> [To do]
Extract the listing in its entirety, keeping each line identical to the original.

> [Dataset extract]
+===+

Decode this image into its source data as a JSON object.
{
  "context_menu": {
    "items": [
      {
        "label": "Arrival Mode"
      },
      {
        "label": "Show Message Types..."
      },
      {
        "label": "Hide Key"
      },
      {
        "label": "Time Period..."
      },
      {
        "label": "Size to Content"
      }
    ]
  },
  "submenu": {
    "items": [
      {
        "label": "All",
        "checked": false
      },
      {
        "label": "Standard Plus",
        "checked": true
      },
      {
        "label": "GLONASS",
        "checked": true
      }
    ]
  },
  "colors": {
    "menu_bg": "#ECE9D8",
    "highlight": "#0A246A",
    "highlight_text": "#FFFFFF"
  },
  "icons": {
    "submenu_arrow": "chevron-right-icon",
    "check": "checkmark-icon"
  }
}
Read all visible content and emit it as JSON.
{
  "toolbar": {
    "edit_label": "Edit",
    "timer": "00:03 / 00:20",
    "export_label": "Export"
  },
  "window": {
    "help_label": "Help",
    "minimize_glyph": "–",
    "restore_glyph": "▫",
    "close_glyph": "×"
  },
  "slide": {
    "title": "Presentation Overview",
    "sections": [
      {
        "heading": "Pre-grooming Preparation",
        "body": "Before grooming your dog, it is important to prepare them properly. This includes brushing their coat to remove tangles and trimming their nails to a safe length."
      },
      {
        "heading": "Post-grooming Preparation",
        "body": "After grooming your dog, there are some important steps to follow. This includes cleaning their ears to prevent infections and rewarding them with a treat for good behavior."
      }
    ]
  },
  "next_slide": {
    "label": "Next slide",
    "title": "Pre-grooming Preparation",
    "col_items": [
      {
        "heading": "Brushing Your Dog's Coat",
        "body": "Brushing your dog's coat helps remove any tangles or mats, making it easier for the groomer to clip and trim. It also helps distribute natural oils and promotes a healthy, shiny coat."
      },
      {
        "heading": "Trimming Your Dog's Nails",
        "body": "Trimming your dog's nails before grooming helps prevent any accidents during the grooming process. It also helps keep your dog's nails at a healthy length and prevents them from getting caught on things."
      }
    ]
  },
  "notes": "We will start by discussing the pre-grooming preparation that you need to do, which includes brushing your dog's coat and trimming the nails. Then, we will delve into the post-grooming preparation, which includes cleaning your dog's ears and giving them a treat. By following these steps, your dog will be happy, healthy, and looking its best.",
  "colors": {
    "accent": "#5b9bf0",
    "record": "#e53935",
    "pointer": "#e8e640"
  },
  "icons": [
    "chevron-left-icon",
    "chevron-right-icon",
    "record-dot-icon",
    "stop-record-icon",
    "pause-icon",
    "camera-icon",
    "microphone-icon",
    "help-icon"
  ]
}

+===+

> [Written solution]
Decode this image into its source data as a JSON object.
{
  "context_menu": {
    "items": [
      {
        "label": "Arrival Mode"
      },
      {
        "label": "Show Message Types..."
      },
      {
        "label": "Hide Key"
      },
      {
        "label": "Time Period..."
      },
      {
        "label": "Size to Content"
      }
    ]
  },
  "submenu": {
    "items": [
      {
        "label": "All",
        "checked": false
      },
      {
        "label": "Standard Plus",
        "checked": true
      },
      {
        "label": "GLONASS",
        "checked": true
      }
    ]
  },
  "colors": {
    "menu_bg": "#ECE9D8",
    "highlight": "#0A246A",
    "highlight_text": "#FFFFFF"
  },
  "icons": {
    "submenu_arrow": "chevron-right-icon",
    "check": "checkmark-icon"
  }
}
Read all visible content and emit it as JSON.
{
  "toolbar": {
    "edit_label": "Edit",
    "timer": "00:03 / 00:20",
    "export_label": "Export"
  },
  "window": {
    "help_label": "Help",
    "minimize_glyph": "–",
    "restore_glyph": "▫",
    "close_glyph": "×"
  },
  "slide": {
    "title": "Presentation Overview",
    "sections": [
      {
        "heading": "Pre-grooming Preparation",
        "body": "Before grooming your dog, it is important to prepare them properly. This includes brushing their coat to remove tangles and trimming their nails to a safe length."
      },
      {
        "heading": "Post-grooming Preparation",
        "body": "After grooming your dog, there are some important steps to follow. This includes cleaning their ears to prevent infections and rewarding them with a treat for good behavior."
      }
    ]
  },
  "next_slide": {
    "label": "Next slide",
    "title": "Pre-grooming Preparation",
    "col_items": [
      {
        "heading": "Brushing Your Dog's Coat",
        "body": "Brushing your dog's coat helps remove any tangles or mats, making it easier for the groomer to clip and trim. It also helps distribute natural oils and promotes a healthy, shiny coat."
      },
      {
        "heading": "Trimming Your Dog's Nails",
        "body": "Trimming your dog's nails before grooming helps prevent any accidents during the grooming process. It also helps keep your dog's nails at a healthy length and prevents them from getting caught on things."
      }
    ]
  },
  "notes": "We will start by discussing the pre-grooming preparation that you need to do, which includes brushing your dog's coat and trimming the nails. Then, we will delve into the post-grooming preparation, which includes cleaning your dog's ears and giving them a treat. By following these steps, your dog will be happy, healthy, and looking its best.",
  "colors": {
    "accent": "#5b9bf0",
    "record": "#e53935",
    "pointer": "#e8e640"
  },
  "icons": [
    "chevron-left-icon",
    "chevron-right-icon",
    "record-dot-icon",
    "stop-record-icon",
    "pause-icon",
    "camera-icon",
    "microphone-icon",
    "help-icon"
  ]
}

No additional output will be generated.